● **Extracted information**
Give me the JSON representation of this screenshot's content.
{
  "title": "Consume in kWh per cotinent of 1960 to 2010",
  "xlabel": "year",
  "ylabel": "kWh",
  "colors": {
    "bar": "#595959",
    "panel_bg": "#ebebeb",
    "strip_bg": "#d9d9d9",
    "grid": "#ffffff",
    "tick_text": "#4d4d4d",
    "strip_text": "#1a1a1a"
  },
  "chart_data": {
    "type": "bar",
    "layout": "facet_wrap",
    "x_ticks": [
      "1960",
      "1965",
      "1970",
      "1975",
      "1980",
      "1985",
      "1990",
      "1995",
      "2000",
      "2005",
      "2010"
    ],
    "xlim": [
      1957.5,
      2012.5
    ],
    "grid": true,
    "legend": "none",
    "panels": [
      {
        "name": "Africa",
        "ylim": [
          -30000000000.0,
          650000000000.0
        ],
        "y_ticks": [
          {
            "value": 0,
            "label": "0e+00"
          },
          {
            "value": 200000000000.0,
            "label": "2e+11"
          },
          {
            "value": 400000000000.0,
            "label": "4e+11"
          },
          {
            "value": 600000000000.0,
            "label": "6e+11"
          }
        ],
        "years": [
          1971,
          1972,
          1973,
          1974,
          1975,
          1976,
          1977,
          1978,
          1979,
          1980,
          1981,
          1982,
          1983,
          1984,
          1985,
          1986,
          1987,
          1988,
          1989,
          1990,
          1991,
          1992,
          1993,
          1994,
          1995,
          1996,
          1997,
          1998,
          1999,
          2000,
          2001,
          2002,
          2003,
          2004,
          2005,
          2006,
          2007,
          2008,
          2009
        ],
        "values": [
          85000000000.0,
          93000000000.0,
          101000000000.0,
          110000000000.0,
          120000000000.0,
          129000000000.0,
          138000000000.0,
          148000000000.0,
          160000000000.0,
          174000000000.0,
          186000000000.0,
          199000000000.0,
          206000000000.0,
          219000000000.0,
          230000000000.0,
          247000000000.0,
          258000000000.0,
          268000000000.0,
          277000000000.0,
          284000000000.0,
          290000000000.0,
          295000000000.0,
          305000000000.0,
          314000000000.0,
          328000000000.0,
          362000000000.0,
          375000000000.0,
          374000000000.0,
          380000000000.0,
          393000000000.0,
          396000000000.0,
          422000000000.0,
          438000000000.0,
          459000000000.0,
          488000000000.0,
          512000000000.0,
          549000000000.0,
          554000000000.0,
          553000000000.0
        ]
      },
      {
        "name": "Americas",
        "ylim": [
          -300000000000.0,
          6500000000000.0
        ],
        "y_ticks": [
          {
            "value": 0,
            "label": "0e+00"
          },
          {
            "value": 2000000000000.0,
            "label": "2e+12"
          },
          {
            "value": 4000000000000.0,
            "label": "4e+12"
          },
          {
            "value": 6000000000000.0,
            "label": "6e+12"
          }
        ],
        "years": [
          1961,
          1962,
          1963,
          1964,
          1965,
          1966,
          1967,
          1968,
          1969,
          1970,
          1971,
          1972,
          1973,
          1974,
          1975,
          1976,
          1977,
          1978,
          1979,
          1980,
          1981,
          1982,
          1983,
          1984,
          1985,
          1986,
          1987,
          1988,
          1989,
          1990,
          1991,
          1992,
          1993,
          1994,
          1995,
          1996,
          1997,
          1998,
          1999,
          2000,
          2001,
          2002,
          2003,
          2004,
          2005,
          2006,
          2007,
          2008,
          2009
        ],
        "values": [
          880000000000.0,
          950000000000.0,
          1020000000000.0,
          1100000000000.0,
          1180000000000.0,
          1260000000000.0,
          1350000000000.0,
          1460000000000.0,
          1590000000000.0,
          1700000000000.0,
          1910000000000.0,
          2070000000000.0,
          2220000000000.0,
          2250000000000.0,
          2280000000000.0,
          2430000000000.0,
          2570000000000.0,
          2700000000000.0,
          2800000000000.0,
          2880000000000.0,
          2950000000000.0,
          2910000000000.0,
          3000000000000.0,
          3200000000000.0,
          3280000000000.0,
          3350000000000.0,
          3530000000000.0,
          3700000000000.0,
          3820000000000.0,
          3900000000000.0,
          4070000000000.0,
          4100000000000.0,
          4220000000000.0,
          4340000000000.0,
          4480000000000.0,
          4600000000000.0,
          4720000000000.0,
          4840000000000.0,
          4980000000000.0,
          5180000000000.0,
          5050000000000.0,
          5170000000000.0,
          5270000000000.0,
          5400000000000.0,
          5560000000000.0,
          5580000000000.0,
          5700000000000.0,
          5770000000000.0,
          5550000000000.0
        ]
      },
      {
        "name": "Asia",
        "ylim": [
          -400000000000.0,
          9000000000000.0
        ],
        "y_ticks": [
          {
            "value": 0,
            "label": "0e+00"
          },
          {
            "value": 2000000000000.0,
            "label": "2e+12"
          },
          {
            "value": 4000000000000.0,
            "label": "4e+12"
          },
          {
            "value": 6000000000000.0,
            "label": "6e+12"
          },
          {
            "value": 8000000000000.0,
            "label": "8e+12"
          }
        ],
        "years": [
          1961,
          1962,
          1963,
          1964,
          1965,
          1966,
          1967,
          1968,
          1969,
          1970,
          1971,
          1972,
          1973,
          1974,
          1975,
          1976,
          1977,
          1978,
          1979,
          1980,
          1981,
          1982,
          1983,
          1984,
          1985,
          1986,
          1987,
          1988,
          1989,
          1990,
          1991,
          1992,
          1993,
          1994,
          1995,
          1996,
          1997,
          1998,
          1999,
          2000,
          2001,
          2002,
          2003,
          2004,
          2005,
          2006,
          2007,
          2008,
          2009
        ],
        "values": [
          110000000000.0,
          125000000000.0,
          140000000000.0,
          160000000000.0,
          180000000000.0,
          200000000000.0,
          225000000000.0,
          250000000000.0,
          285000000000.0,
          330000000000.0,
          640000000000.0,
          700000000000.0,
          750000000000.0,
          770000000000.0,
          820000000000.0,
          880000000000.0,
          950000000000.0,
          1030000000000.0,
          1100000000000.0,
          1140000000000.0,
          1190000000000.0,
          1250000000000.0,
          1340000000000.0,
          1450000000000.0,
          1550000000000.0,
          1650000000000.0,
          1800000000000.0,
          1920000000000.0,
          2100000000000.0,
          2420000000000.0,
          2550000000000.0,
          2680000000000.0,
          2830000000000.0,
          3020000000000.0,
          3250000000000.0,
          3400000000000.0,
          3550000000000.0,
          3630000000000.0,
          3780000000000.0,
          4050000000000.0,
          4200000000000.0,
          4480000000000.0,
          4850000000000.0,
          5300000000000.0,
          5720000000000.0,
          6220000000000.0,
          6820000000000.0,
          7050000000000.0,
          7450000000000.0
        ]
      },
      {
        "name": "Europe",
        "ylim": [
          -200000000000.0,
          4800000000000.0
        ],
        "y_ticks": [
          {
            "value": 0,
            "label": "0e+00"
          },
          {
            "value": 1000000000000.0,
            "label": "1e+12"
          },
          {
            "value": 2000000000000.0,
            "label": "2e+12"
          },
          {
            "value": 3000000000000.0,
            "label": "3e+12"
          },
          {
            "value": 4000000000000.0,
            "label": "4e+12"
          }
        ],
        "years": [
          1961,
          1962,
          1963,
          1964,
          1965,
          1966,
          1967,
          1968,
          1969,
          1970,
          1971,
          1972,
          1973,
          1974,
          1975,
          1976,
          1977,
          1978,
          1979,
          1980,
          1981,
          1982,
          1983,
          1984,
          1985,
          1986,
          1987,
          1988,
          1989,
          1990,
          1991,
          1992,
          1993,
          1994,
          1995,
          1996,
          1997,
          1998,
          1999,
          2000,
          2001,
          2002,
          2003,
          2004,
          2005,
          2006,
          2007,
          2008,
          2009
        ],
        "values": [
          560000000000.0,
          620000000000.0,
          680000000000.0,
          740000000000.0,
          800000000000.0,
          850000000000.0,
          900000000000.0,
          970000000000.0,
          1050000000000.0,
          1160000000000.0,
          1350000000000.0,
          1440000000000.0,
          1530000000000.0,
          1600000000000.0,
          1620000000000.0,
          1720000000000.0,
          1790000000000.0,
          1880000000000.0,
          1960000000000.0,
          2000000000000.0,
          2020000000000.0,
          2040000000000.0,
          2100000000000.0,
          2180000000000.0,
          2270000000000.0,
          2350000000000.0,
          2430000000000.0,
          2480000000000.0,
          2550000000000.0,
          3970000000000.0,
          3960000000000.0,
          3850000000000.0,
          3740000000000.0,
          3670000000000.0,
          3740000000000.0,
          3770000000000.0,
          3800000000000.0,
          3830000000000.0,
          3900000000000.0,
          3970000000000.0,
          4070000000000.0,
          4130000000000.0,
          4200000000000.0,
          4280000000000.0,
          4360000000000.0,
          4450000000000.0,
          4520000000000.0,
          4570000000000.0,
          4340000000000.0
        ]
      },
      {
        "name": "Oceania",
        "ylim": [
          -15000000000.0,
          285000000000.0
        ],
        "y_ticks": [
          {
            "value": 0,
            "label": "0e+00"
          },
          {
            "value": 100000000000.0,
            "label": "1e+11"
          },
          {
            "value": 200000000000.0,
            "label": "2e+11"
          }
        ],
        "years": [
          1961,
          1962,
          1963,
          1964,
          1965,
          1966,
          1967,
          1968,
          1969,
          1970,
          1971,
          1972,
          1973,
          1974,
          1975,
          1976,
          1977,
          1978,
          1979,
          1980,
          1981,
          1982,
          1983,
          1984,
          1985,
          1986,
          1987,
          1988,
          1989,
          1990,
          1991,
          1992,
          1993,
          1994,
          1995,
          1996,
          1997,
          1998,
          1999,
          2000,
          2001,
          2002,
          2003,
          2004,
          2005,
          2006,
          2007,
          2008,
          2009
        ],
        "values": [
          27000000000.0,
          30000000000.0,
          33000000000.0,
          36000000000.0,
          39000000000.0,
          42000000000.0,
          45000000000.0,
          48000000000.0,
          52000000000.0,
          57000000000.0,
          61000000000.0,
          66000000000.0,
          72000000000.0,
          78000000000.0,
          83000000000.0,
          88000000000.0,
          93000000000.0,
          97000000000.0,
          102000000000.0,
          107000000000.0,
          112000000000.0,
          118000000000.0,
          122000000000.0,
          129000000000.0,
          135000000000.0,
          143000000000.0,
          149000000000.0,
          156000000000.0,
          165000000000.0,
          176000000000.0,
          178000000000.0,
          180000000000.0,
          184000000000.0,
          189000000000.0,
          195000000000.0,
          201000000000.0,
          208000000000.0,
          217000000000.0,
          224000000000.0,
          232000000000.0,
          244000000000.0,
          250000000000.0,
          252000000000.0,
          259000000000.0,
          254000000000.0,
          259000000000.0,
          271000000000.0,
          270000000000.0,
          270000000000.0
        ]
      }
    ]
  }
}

● **Task to complete**
From the data above, copy each line that holds "name".

● **Written answer**
        "name": "Africa",
        "name": "Americas",
        "name": "Asia",
        "name": "Europe",
        "name": "Oceania",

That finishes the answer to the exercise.